---------- Supplied entries ----------

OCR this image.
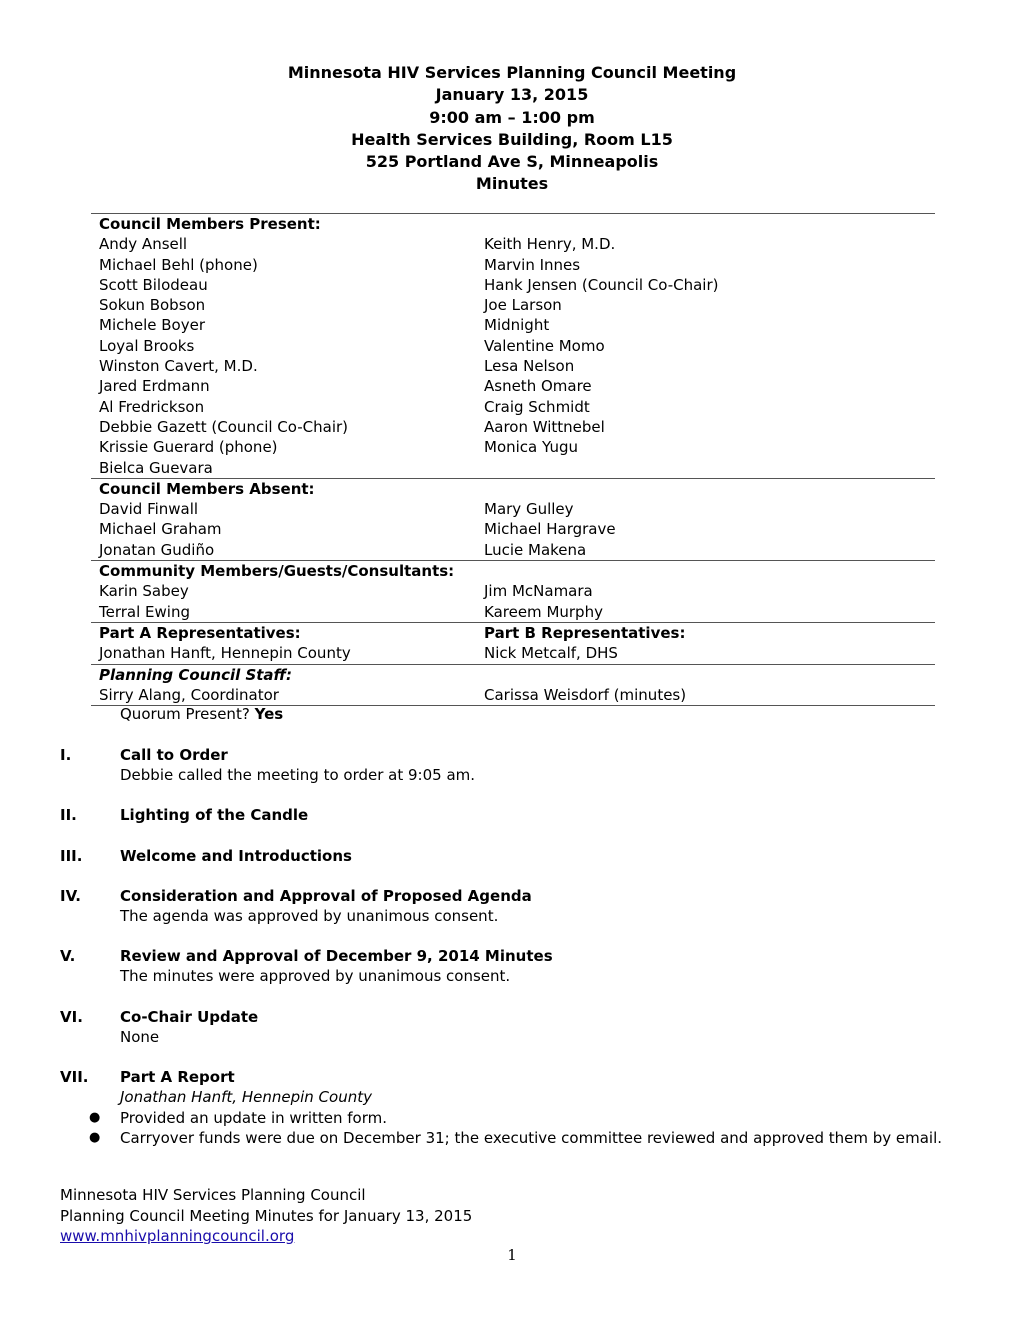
Minnesota HIV Services Planning Council Meeting
January 13, 2015
9:00 am – 1:00 pm
Health Services Building, Room L15
525 Portland Ave S, Minneapolis
Minutes
Council Members Present:
Andy Ansell	Keith Henry, M.D.
Michael Behl (phone)	Marvin Innes
Scott Bilodeau	Hank Jensen (Council Co-Chair)
Sokun Bobson	Joe Larson
Michele Boyer	Midnight
Loyal Brooks	Valentine Momo
Winston Cavert, M.D.	Lesa Nelson
Jared Erdmann	Asneth Omare
Al Fredrickson	Craig Schmidt
Debbie Gazett (Council Co-Chair)	Aaron Wittnebel
Krissie Guerard (phone)	Monica Yugu
Bielca Guevara
Council Members Absent:
David Finwall	Mary Gulley
Michael Graham	Michael Hargrave
Jonatan Gudiño	Lucie Makena
Community Members/Guests/Consultants:
Karin Sabey	Jim McNamara
Terral Ewing	Kareem Murphy
Part A Representatives:	Part B Representatives:
Jonathan Hanft, Hennepin County	Nick Metcalf, DHS
Planning Council Staff:
Sirry Alang, Coordinator	Carissa Weisdorf (minutes)
Quorum Present? Yes
I.	Call to Order
Debbie called the meeting to order at 9:05 am.
II.	Lighting of the Candle
III.	Welcome and Introductions
IV.	Consideration and Approval of Proposed Agenda
The agenda was approved by unanimous consent.
V.	Review and Approval of December 9, 2014 Minutes
The minutes were approved by unanimous consent.
VI. Co-Chair Update
None
VII. Part A Report
Jonathan Hanft, Hennepin County
● Provided an update in written form.
● Carryover funds were due on December 31; the executive committee reviewed and approved them by email.
Minnesota HIV Services Planning Council
Planning Council Meeting Minutes for January 13, 2015
www.mnhivplanningcouncil.org
1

----------

Go through the listing above and quote it exactly, apart from its images.

**Answer to this task**:
OCR this image.
Minnesota HIV Services Planning Council Meeting
January 13, 2015
9:00 am – 1:00 pm
Health Services Building, Room L15
525 Portland Ave S, Minneapolis
Minutes
Council Members Present:
Andy Ansell	Keith Henry, M.D.
Michael Behl (phone)	Marvin Innes
Scott Bilodeau	Hank Jensen (Council Co-Chair)
Sokun Bobson	Joe Larson
Michele Boyer	Midnight
Loyal Brooks	Valentine Momo
Winston Cavert, M.D.	Lesa Nelson
Jared Erdmann	Asneth Omare
Al Fredrickson	Craig Schmidt
Debbie Gazett (Council Co-Chair)	Aaron Wittnebel
Krissie Guerard (phone)	Monica Yugu
Bielca Guevara
Council Members Absent:
David Finwall	Mary Gulley
Michael Graham	Michael Hargrave
Jonatan Gudiño	Lucie Makena
Community Members/Guests/Consultants:
Karin Sabey	Jim McNamara
Terral Ewing	Kareem Murphy
Part A Representatives:	Part B Representatives:
Jonathan Hanft, Hennepin County	Nick Metcalf, DHS
Planning Council Staff:
Sirry Alang, Coordinator	Carissa Weisdorf (minutes)
Quorum Present? Yes
I.	Call to Order
Debbie called the meeting to order at 9:05 am.
II.	Lighting of the Candle
III.	Welcome and Introductions
IV.	Consideration and Approval of Proposed Agenda
The agenda was approved by unanimous consent.
V.	Review and Approval of December 9, 2014 Minutes
The minutes were approved by unanimous consent.
VI. Co-Chair Update
None
VII. Part A Report
Jonathan Hanft, Hennepin County
● Provided an update in written form.
● Carryover funds were due on December 31; the executive committee reviewed and approved them by email.
Minnesota HIV Services Planning Council
Planning Council Meeting Minutes for January 13, 2015
www.mnhivplanningcouncil.org
1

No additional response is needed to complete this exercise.